---- Page extract

In the fall semester, sophomore Anjali Engstrom and freshman Annie Knobloch started working with Rhonda Vesey at Food Access Healthy Neighborhoods Now to educate more SU students about food insecurity in Syracuse. After the three met, Parrish, Engstrom and Knobloch decided to make food insecurity a part of CrossRoads’ mission. Engstrom, who had done prior research about central New York’s food deserts, joined the organization’s e-board, collaborating with Parrish on how to combine music education with FAHNN’s work.

CrossRoads partnered with FAHNN to raise awareness about the lack of supermarkets on the south side and helped fundraise for FAHNN’s bi-monthly market, which is hosted at a vacant supermarket.

“We’re both very passionate people,” Engstrom said. “We’re both definitely creative and approach things from different angles, but I feel like our differences in approach help keep each other in check and keep each other balanced.”

Parrish said working with FAHNN was a cool opportunity this semester. A standout of FAHNN and CrossRoads’ partnership was during Bruce Springsteen’s performance in the JMA Wireless Dome on April 18. CrossRoads brought a team of SU students to represent FAHNN at the show, and they raised roughly $3,000 in donations.

--------

▶ **Required work**:
Answer these questions from the passage on CrossRoads and FAHNN:
1. Who did Anjali Engstrom and Annie Knobloch begin working with in the fall semester?
2. Where is FAHNN's bi-monthly market hosted?
3. About how much in donations did the SU students raise at Bruce Springsteen's performance?
You don't need the rows for this.

---- Dataset records

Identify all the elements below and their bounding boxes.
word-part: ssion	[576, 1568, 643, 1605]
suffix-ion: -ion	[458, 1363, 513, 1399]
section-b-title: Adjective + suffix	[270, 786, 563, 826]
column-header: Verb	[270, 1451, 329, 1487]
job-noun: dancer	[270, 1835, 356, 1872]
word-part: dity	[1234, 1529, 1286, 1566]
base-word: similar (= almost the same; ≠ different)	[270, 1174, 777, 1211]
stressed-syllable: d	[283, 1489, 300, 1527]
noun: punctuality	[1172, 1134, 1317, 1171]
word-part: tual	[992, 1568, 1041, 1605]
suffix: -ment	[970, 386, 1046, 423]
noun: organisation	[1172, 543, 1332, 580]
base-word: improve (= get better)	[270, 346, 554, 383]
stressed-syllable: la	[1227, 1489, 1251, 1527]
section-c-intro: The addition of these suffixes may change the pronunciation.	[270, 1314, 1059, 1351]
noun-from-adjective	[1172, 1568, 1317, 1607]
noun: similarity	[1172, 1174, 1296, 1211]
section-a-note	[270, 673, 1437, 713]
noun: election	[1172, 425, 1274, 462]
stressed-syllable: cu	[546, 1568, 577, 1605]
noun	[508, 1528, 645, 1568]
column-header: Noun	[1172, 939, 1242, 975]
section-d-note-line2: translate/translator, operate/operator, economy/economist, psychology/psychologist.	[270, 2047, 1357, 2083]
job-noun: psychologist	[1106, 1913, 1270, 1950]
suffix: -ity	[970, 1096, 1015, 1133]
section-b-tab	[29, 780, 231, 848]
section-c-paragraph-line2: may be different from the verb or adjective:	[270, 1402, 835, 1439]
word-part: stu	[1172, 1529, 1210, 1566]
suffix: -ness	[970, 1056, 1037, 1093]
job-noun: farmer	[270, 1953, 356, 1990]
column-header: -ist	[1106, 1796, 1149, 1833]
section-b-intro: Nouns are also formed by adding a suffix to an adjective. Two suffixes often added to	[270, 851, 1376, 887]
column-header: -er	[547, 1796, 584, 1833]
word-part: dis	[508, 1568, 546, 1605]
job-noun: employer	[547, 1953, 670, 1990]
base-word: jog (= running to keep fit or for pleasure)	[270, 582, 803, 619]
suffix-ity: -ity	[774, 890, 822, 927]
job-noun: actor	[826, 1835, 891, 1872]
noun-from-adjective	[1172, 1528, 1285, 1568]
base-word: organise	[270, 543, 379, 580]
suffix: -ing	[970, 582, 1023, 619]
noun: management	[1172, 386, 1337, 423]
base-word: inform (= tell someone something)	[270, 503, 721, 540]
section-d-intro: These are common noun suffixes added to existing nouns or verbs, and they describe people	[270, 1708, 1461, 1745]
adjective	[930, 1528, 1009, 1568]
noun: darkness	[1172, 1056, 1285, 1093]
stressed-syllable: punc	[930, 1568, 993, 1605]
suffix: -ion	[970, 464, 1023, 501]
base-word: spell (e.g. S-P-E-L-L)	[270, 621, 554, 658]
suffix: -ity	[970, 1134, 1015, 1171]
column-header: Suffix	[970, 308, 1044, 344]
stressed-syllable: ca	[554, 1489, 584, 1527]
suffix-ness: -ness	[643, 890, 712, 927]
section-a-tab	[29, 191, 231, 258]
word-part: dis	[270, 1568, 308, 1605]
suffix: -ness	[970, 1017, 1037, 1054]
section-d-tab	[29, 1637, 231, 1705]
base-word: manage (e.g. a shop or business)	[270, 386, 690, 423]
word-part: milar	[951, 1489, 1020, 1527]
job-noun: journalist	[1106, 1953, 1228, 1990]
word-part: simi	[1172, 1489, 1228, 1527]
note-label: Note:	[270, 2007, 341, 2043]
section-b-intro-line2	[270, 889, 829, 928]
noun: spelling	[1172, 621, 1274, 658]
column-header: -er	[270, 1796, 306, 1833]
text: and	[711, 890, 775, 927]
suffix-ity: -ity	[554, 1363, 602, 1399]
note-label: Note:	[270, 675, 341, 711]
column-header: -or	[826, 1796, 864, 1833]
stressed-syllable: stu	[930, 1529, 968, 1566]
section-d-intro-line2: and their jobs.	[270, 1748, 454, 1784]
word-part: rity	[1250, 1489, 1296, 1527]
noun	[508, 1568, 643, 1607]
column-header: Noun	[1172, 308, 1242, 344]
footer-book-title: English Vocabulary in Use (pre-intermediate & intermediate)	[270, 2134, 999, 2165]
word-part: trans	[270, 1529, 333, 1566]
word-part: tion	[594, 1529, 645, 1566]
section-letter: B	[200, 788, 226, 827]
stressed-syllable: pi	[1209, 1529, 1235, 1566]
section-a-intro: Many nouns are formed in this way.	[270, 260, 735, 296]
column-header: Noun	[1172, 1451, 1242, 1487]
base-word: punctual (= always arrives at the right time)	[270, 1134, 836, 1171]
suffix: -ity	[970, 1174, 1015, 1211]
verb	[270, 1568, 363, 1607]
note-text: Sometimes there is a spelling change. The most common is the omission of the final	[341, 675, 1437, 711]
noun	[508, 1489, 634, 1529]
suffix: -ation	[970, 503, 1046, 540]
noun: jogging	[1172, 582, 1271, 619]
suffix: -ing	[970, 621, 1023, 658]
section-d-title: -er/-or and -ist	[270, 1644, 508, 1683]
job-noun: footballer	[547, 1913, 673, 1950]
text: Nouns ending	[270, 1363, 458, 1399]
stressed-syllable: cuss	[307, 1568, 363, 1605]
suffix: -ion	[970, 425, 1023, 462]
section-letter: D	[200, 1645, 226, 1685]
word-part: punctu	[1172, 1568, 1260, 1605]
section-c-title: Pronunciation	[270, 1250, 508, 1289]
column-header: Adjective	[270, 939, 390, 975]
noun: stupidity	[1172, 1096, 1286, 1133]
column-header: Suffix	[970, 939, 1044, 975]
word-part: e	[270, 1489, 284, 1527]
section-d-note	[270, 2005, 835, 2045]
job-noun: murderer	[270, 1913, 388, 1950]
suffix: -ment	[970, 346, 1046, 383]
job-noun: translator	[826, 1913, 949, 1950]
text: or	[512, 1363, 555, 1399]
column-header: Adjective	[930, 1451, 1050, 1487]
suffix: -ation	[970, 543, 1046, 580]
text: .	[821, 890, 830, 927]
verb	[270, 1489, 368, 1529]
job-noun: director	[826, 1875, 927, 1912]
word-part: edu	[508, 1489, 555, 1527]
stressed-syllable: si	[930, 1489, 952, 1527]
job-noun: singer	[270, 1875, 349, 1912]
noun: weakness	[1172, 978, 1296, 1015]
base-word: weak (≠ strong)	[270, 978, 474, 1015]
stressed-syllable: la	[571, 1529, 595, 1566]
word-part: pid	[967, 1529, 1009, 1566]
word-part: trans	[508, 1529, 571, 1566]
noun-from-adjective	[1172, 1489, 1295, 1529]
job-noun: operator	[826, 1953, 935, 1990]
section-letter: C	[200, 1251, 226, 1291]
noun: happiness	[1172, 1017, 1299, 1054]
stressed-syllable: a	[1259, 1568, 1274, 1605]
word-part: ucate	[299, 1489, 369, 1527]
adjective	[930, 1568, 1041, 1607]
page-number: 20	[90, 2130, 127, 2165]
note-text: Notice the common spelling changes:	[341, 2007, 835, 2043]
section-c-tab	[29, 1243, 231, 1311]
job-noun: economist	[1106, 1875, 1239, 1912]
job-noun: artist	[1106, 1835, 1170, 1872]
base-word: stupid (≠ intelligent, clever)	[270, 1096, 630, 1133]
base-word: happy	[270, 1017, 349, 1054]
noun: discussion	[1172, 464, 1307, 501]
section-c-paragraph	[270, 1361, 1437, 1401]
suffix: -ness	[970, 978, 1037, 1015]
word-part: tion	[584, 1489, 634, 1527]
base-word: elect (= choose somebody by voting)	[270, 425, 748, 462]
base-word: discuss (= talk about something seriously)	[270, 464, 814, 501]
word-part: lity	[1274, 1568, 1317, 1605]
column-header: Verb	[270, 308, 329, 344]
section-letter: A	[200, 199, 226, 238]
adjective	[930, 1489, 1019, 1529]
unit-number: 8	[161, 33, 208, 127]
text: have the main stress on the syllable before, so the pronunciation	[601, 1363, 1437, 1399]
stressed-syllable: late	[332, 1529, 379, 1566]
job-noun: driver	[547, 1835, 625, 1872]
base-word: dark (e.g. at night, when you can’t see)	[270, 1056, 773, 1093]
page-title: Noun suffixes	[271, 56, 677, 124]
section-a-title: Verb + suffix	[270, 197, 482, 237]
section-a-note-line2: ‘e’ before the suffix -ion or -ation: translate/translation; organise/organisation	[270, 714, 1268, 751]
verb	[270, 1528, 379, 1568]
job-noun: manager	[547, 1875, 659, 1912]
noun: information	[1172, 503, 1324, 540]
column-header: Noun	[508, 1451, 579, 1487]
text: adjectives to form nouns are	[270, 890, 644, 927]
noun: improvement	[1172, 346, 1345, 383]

--------

▶ **Response area**:
1. Rhonda Vesey at Food Access Healthy Neighborhoods Now
2. At a vacant supermarket
3. Roughly $3,000